**The request:** Wherever the word "ylabel" appears in a line, extract that line.

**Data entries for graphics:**
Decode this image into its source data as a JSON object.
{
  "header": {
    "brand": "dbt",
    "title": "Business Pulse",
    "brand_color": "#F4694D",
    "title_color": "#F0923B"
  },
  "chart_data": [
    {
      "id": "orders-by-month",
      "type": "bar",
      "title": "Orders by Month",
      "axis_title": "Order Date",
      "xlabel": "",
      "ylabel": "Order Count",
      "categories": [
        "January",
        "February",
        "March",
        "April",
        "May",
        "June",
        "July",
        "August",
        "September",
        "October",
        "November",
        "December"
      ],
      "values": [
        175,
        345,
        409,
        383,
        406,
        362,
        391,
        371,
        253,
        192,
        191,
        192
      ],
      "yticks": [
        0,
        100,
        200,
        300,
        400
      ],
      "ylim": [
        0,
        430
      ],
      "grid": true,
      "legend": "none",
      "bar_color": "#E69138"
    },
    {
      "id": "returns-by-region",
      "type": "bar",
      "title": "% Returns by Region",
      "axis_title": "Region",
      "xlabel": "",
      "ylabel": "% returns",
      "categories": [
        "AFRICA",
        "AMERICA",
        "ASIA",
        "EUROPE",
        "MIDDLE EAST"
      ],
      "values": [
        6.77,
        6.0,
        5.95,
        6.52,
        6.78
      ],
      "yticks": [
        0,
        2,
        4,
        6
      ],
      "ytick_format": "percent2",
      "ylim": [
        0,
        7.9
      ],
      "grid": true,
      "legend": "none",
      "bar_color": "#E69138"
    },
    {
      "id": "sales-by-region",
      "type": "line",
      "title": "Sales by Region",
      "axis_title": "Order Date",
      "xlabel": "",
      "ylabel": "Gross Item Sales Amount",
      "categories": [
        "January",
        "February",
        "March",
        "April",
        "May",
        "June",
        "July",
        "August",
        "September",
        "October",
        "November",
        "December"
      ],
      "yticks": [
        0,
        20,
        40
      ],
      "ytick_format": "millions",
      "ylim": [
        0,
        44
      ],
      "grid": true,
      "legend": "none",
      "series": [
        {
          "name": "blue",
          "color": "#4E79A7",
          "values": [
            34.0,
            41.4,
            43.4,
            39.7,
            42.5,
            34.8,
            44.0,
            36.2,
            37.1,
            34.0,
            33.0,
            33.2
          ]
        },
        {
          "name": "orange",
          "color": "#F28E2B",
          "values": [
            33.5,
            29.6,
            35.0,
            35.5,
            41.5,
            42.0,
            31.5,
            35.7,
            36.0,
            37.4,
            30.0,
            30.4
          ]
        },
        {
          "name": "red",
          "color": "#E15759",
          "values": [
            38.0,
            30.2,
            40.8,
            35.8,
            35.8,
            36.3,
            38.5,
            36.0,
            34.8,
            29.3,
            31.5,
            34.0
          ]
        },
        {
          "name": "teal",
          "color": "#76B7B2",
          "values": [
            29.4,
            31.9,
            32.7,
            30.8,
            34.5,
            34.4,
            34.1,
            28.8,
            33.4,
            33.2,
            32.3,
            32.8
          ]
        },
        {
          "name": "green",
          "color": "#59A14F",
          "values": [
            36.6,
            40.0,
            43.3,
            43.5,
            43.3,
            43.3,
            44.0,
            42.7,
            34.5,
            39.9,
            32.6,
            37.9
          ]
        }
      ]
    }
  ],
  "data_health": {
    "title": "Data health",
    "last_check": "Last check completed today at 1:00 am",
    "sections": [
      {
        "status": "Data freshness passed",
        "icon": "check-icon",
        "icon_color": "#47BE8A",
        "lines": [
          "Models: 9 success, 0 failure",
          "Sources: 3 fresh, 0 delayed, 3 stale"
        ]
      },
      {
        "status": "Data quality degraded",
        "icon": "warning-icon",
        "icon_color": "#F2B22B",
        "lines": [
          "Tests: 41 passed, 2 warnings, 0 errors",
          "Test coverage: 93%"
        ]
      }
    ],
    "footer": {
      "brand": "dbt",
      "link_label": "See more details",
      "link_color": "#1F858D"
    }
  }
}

**Exercise response:**
      "ylabel": "Order Count",
      "ylabel": "% returns",
      "ylabel": "Gross Item Sales Amount",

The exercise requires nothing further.